-- Exercise directions --
A verbatim copy of the records is required, with all pictures left out.

>> Begin Rows

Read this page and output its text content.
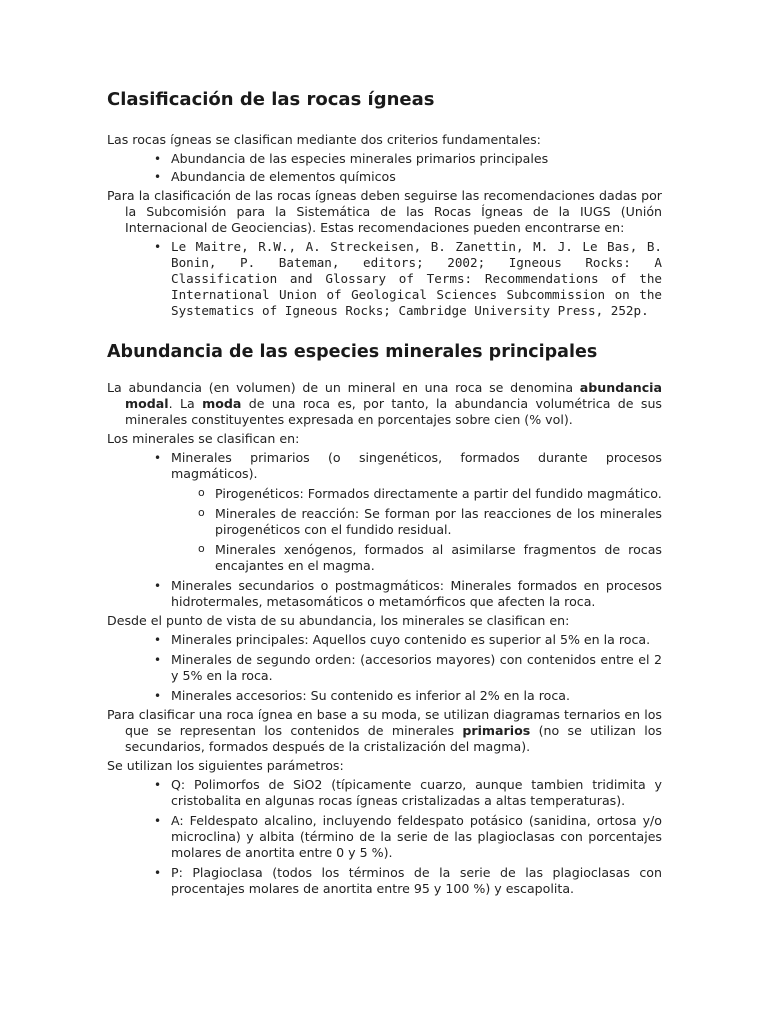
Clasificación de las rocas ígneas

Las rocas ígneas se clasifican mediante dos criterios fundamentales:

• Abundancia de las especies minerales primarios principales
• Abundancia de elementos químicos

Para la clasificación de las rocas ígneas deben seguirse las recomendaciones dadas por la Subcomisión para la Sistemática de las Rocas Ígneas de la IUGS (Unión Internacional de Geociencias). Estas recomendaciones pueden encontrarse en:

• Le Maitre, R.W., A. Streckeisen, B. Zanettin, M. J. Le Bas, B. Bonin, P. Bateman, editors; 2002; Igneous Rocks: A Classification and Glossary of Terms: Recommendations of the International Union of Geological Sciences Subcommission on the Systematics of Igneous Rocks; Cambridge University Press, 252p.
Abundancia de las especies minerales principales

La abundancia (en volumen) de un mineral en una roca se denomina abundancia modal. La moda de una roca es, por tanto, la abundancia volumétrica de sus minerales constituyentes expresada en porcentajes sobre cien (% vol).

Los minerales se clasifican en:

• Minerales primarios (o singenéticos, formados durante procesos magmáticos).
o Pirogenéticos: Formados directamente a partir del fundido magmático.
o Minerales de reacción: Se forman por las reacciones de los minerales pirogenéticos con el fundido residual.
o Minerales xenógenos, formados al asimilarse fragmentos de rocas encajantes en el magma.
• Minerales secundarios o postmagmáticos: Minerales formados en procesos hidrotermales, metasomáticos o metamórficos que afecten la roca.

Desde el punto de vista de su abundancia, los minerales se clasifican en:

• Minerales principales: Aquellos cuyo contenido es superior al 5% en la roca.
• Minerales de segundo orden: (accesorios mayores) con contenidos entre el 2 y 5% en la roca.
• Minerales accesorios: Su contenido es inferior al 2% en la roca.

Para clasificar una roca ígnea en base a su moda, se utilizan diagramas ternarios en los que se representan los contenidos de minerales primarios (no se utilizan los secundarios, formados después de la cristalización del magma).

Se utilizan los siguientes parámetros:

• Q: Polimorfos de SiO2 (típicamente cuarzo, aunque tambien tridimita y cristobalita en algunas rocas ígneas cristalizadas a altas temperaturas).
• A: Feldespato alcalino, incluyendo feldespato potásico (sanidina, ortosa y/o microclina) y albita (término de la serie de las plagioclasas con porcentajes molares de anortita entre 0 y 5 %).
• P: Plagioclasa (todos los términos de la serie de las plagioclasas con procentajes molares de anortita entre 95 y 100 %) y escapolita.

>> End Rows

-- Written solution --
Read this page and output its text content.
Clasificación de las rocas ígneas

Las rocas ígneas se clasifican mediante dos criterios fundamentales:

• Abundancia de las especies minerales primarios principales
• Abundancia de elementos químicos

Para la clasificación de las rocas ígneas deben seguirse las recomendaciones dadas por la Subcomisión para la Sistemática de las Rocas Ígneas de la IUGS (Unión Internacional de Geociencias). Estas recomendaciones pueden encontrarse en:

• Le Maitre, R.W., A. Streckeisen, B. Zanettin, M. J. Le Bas, B. Bonin, P. Bateman, editors; 2002; Igneous Rocks: A Classification and Glossary of Terms: Recommendations of the International Union of Geological Sciences Subcommission on the Systematics of Igneous Rocks; Cambridge University Press, 252p.
Abundancia de las especies minerales principales

La abundancia (en volumen) de un mineral en una roca se denomina abundancia modal. La moda de una roca es, por tanto, la abundancia volumétrica de sus minerales constituyentes expresada en porcentajes sobre cien (% vol).

Los minerales se clasifican en:

• Minerales primarios (o singenéticos, formados durante procesos magmáticos).
o Pirogenéticos: Formados directamente a partir del fundido magmático.
o Minerales de reacción: Se forman por las reacciones de los minerales pirogenéticos con el fundido residual.
o Minerales xenógenos, formados al asimilarse fragmentos de rocas encajantes en el magma.
• Minerales secundarios o postmagmáticos: Minerales formados en procesos hidrotermales, metasomáticos o metamórficos que afecten la roca.

Desde el punto de vista de su abundancia, los minerales se clasifican en:

• Minerales principales: Aquellos cuyo contenido es superior al 5% en la roca.
• Minerales de segundo orden: (accesorios mayores) con contenidos entre el 2 y 5% en la roca.
• Minerales accesorios: Su contenido es inferior al 2% en la roca.

Para clasificar una roca ígnea en base a su moda, se utilizan diagramas ternarios en los que se representan los contenidos de minerales primarios (no se utilizan los secundarios, formados después de la cristalización del magma).

Se utilizan los siguientes parámetros:

• Q: Polimorfos de SiO2 (típicamente cuarzo, aunque tambien tridimita y cristobalita en algunas rocas ígneas cristalizadas a altas temperaturas).
• A: Feldespato alcalino, incluyendo feldespato potásico (sanidina, ortosa y/o microclina) y albita (término de la serie de las plagioclasas con porcentajes molares de anortita entre 0 y 5 %).
• P: Plagioclasa (todos los términos de la serie de las plagioclasas con procentajes molares de anortita entre 95 y 100 %) y escapolita.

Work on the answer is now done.